• _Supplied data_

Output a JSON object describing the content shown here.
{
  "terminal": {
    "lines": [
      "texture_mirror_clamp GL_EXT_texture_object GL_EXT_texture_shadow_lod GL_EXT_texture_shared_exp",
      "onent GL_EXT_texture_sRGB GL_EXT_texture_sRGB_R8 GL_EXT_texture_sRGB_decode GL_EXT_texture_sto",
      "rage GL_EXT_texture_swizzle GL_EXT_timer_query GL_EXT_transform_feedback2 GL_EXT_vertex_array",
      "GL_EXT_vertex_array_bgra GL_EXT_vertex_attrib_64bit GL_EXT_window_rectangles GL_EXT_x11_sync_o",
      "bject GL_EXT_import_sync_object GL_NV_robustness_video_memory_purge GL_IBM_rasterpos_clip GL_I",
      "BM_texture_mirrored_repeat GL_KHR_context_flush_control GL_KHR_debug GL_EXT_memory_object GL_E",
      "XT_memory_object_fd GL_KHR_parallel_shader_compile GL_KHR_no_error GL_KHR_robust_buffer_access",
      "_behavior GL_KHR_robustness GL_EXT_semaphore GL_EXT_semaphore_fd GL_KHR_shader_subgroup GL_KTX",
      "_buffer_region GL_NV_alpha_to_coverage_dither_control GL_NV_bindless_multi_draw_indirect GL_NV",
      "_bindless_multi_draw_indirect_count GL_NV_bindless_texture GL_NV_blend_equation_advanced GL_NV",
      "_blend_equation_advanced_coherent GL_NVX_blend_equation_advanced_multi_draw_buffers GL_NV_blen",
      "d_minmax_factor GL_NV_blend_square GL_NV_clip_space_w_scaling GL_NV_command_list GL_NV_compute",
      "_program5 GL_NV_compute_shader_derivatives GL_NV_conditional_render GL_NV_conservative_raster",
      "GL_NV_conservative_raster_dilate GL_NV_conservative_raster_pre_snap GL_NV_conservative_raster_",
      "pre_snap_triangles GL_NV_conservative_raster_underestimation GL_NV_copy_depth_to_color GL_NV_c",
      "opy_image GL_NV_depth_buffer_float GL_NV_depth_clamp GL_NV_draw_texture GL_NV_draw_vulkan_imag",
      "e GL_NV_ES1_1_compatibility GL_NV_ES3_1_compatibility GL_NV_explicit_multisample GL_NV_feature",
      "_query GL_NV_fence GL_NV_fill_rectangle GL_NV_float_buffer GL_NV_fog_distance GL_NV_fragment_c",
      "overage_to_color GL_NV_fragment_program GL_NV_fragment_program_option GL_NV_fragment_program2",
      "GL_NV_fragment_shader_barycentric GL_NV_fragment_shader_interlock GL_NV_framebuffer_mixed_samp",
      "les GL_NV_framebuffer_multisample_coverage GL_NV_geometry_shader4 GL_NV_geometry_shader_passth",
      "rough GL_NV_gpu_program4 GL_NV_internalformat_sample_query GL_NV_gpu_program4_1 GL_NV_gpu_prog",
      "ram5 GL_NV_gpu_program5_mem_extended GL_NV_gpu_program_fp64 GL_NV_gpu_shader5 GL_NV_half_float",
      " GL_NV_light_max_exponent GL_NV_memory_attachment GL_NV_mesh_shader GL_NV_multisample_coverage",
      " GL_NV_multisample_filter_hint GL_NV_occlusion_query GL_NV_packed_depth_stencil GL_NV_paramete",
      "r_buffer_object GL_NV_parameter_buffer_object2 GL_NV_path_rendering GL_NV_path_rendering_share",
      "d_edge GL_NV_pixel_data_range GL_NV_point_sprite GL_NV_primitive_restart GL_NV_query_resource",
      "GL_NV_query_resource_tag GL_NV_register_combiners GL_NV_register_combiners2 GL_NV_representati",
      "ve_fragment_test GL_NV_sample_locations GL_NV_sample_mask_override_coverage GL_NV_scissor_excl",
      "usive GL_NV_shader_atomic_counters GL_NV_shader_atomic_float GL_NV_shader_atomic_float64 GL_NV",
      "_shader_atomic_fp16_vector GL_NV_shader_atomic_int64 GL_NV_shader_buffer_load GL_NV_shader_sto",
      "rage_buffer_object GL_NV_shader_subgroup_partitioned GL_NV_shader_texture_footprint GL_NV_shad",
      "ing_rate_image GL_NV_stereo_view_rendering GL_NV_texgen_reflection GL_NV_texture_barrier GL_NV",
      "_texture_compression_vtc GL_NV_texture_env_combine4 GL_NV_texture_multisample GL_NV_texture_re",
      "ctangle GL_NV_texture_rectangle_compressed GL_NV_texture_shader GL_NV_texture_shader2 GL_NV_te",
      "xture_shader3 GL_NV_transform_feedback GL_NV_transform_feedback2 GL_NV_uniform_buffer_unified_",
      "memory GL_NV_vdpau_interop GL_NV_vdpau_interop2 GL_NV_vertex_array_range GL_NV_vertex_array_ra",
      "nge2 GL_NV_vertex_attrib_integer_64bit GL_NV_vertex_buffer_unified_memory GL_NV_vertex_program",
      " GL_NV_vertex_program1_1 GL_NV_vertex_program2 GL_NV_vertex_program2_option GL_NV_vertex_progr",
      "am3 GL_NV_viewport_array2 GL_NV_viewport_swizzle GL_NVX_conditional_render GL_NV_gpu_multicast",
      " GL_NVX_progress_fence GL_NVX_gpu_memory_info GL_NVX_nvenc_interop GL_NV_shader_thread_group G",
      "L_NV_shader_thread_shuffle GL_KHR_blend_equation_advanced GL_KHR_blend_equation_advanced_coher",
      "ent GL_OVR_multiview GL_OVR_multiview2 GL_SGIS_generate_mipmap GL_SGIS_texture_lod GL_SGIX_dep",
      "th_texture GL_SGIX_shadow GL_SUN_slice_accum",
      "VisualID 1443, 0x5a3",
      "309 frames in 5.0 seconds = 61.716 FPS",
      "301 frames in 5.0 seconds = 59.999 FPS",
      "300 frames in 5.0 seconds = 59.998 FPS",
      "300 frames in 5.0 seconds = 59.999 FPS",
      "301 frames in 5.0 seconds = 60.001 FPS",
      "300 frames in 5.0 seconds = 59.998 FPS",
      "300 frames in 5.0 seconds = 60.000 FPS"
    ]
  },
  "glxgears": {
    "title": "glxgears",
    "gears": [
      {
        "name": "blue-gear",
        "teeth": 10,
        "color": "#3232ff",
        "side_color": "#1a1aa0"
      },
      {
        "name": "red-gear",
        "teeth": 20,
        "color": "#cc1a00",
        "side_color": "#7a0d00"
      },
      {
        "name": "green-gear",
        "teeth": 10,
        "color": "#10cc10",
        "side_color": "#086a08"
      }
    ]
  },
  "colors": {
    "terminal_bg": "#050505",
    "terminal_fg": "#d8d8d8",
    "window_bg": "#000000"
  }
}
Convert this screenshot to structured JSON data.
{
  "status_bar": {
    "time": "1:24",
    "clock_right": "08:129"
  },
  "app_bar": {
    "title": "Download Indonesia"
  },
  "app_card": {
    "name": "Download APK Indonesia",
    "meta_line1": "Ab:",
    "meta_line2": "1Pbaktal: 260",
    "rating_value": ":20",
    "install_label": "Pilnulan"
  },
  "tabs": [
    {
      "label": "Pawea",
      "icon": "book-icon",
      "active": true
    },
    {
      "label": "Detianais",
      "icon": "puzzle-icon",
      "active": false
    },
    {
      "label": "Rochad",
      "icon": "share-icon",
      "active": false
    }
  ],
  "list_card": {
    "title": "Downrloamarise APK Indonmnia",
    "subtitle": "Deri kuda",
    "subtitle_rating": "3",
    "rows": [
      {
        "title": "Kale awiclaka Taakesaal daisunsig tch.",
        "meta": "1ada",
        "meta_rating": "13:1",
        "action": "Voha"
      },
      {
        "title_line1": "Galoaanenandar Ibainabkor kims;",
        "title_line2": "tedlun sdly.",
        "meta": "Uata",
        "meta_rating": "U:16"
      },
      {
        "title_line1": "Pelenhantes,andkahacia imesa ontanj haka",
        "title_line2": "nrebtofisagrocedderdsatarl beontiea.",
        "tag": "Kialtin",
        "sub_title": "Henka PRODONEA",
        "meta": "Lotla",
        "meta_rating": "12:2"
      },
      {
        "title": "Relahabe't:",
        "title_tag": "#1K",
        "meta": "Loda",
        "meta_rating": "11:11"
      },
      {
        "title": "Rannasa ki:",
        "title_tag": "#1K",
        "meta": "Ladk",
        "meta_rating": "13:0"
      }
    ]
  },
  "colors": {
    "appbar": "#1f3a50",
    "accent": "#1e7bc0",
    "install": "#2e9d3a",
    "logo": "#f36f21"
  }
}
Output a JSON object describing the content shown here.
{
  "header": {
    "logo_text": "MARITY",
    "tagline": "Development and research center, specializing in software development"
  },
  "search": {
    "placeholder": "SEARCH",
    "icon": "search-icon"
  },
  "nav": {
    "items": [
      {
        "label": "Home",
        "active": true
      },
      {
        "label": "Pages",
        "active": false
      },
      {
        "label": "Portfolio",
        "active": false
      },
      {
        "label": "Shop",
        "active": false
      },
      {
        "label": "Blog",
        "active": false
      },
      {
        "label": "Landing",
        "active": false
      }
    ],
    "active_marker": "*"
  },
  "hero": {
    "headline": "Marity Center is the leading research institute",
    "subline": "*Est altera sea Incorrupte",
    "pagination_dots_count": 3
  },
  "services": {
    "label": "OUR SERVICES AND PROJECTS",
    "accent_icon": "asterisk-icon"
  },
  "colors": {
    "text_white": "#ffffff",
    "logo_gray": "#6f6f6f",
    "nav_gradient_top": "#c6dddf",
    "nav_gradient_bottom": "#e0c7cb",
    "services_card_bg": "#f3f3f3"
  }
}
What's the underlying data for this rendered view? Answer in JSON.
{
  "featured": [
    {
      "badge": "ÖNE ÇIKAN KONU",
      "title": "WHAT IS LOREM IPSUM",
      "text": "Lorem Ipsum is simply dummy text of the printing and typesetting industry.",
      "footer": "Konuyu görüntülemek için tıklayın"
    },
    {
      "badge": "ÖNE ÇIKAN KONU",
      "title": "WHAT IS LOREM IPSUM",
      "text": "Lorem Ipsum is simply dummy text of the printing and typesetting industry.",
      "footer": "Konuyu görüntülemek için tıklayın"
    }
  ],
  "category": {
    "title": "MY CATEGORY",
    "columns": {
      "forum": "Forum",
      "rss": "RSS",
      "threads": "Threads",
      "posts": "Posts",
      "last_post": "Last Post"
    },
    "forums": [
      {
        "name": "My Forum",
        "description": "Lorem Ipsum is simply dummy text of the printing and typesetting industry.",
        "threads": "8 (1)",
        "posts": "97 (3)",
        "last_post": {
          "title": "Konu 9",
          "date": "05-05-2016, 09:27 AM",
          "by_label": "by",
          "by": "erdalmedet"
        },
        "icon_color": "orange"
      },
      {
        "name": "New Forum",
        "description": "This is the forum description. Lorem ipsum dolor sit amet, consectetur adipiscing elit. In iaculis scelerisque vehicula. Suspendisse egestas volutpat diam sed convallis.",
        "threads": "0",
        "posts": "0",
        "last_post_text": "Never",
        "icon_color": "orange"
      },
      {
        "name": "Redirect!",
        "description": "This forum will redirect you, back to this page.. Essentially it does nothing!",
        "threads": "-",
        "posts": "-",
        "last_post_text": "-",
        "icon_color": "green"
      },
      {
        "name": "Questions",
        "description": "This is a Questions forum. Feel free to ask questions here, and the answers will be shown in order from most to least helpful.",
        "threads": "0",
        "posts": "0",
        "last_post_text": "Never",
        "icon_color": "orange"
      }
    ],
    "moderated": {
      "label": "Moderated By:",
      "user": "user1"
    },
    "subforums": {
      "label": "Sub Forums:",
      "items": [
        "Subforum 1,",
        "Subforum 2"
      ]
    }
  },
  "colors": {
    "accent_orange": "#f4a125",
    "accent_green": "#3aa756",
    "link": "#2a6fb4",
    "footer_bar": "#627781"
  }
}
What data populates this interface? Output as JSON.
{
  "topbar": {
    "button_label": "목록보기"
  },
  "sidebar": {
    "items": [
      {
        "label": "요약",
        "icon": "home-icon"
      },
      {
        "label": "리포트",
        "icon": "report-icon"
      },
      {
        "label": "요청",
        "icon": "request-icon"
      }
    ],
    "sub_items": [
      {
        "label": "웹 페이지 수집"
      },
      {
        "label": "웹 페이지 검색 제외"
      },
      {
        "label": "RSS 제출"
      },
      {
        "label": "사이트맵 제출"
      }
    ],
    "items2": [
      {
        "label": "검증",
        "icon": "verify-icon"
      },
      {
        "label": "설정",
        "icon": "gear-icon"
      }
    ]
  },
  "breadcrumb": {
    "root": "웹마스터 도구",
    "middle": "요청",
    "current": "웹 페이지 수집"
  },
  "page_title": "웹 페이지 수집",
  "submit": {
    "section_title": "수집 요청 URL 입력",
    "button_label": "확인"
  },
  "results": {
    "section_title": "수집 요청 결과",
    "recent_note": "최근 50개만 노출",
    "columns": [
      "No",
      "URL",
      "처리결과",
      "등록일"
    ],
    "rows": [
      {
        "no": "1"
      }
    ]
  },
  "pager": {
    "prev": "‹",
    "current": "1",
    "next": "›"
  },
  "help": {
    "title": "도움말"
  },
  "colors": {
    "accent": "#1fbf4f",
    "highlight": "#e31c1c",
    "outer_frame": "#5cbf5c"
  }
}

• _Required task_
Of the lines in this data, how many contain "name"? Reply with only the number.

• _Written answer_
8